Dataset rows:
[Begin]
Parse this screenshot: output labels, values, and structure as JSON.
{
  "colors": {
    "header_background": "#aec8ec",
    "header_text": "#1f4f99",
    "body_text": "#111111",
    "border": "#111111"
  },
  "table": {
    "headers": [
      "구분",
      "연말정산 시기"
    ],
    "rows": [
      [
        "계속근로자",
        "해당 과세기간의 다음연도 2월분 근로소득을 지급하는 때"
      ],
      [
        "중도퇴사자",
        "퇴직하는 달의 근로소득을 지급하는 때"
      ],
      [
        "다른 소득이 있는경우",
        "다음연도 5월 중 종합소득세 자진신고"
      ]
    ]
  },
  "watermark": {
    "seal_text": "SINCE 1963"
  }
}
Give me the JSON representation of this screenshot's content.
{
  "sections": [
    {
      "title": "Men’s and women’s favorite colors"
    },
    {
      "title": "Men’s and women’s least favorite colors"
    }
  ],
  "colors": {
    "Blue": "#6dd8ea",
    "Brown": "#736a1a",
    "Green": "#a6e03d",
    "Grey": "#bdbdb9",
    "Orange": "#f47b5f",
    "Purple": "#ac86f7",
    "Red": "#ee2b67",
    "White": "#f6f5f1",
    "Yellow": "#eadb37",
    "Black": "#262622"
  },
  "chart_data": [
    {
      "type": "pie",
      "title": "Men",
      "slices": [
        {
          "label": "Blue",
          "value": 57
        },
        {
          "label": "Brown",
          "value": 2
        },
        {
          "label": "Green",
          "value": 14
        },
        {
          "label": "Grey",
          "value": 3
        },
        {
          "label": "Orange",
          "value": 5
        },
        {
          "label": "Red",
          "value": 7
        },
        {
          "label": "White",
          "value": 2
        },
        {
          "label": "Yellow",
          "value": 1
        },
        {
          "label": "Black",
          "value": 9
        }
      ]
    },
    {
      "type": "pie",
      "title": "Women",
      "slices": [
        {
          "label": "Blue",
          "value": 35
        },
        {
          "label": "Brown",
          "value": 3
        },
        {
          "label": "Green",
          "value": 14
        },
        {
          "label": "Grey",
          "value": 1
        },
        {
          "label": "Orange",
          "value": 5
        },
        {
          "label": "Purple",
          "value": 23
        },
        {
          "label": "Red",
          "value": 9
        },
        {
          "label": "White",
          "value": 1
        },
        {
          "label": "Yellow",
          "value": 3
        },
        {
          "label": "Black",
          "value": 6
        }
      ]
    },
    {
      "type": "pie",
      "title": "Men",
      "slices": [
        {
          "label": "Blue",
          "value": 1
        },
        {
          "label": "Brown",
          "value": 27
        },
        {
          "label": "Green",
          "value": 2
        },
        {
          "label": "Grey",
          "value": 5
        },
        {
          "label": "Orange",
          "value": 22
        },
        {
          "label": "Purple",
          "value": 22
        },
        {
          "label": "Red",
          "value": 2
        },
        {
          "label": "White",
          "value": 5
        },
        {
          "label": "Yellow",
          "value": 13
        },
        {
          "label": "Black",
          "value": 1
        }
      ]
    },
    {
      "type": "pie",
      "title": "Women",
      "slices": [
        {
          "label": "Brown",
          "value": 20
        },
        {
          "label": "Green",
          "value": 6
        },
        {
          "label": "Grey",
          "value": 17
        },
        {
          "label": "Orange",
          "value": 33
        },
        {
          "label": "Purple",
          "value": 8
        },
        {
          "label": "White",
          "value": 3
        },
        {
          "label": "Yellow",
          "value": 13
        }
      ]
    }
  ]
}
[End]
#### [TASK DIRECTIONS]
Return the entries above exactly as they appear.

#### [EXERCISE SOLUTION]
Parse this screenshot: output labels, values, and structure as JSON.
{
  "colors": {
    "header_background": "#aec8ec",
    "header_text": "#1f4f99",
    "body_text": "#111111",
    "border": "#111111"
  },
  "table": {
    "headers": [
      "구분",
      "연말정산 시기"
    ],
    "rows": [
      [
        "계속근로자",
        "해당 과세기간의 다음연도 2월분 근로소득을 지급하는 때"
      ],
      [
        "중도퇴사자",
        "퇴직하는 달의 근로소득을 지급하는 때"
      ],
      [
        "다른 소득이 있는경우",
        "다음연도 5월 중 종합소득세 자진신고"
      ]
    ]
  },
  "watermark": {
    "seal_text": "SINCE 1963"
  }
}
Give me the JSON representation of this screenshot's content.
{
  "sections": [
    {
      "title": "Men’s and women’s favorite colors"
    },
    {
      "title": "Men’s and women’s least favorite colors"
    }
  ],
  "colors": {
    "Blue": "#6dd8ea",
    "Brown": "#736a1a",
    "Green": "#a6e03d",
    "Grey": "#bdbdb9",
    "Orange": "#f47b5f",
    "Purple": "#ac86f7",
    "Red": "#ee2b67",
    "White": "#f6f5f1",
    "Yellow": "#eadb37",
    "Black": "#262622"
  },
  "chart_data": [
    {
      "type": "pie",
      "title": "Men",
      "slices": [
        {
          "label": "Blue",
          "value": 57
        },
        {
          "label": "Brown",
          "value": 2
        },
        {
          "label": "Green",
          "value": 14
        },
        {
          "label": "Grey",
          "value": 3
        },
        {
          "label": "Orange",
          "value": 5
        },
        {
          "label": "Red",
          "value": 7
        },
        {
          "label": "White",
          "value": 2
        },
        {
          "label": "Yellow",
          "value": 1
        },
        {
          "label": "Black",
          "value": 9
        }
      ]
    },
    {
      "type": "pie",
      "title": "Women",
      "slices": [
        {
          "label": "Blue",
          "value": 35
        },
        {
          "label": "Brown",
          "value": 3
        },
        {
          "label": "Green",
          "value": 14
        },
        {
          "label": "Grey",
          "value": 1
        },
        {
          "label": "Orange",
          "value": 5
        },
        {
          "label": "Purple",
          "value": 23
        },
        {
          "label": "Red",
          "value": 9
        },
        {
          "label": "White",
          "value": 1
        },
        {
          "label": "Yellow",
          "value": 3
        },
        {
          "label": "Black",
          "value": 6
        }
      ]
    },
    {
      "type": "pie",
      "title": "Men",
      "slices": [
        {
          "label": "Blue",
          "value": 1
        },
        {
          "label": "Brown",
          "value": 27
        },
        {
          "label": "Green",
          "value": 2
        },
        {
          "label": "Grey",
          "value": 5
        },
        {
          "label": "Orange",
          "value": 22
        },
        {
          "label": "Purple",
          "value": 22
        },
        {
          "label": "Red",
          "value": 2
        },
        {
          "label": "White",
          "value": 5
        },
        {
          "label": "Yellow",
          "value": 13
        },
        {
          "label": "Black",
          "value": 1
        }
      ]
    },
    {
      "type": "pie",
      "title": "Women",
      "slices": [
        {
          "label": "Brown",
          "value": 20
        },
        {
          "label": "Green",
          "value": 6
        },
        {
          "label": "Grey",
          "value": 17
        },
        {
          "label": "Orange",
          "value": 33
        },
        {
          "label": "Purple",
          "value": 8
        },
        {
          "label": "White",
          "value": 3
        },
        {
          "label": "Yellow",
          "value": 13
        }
      ]
    }
  ]
}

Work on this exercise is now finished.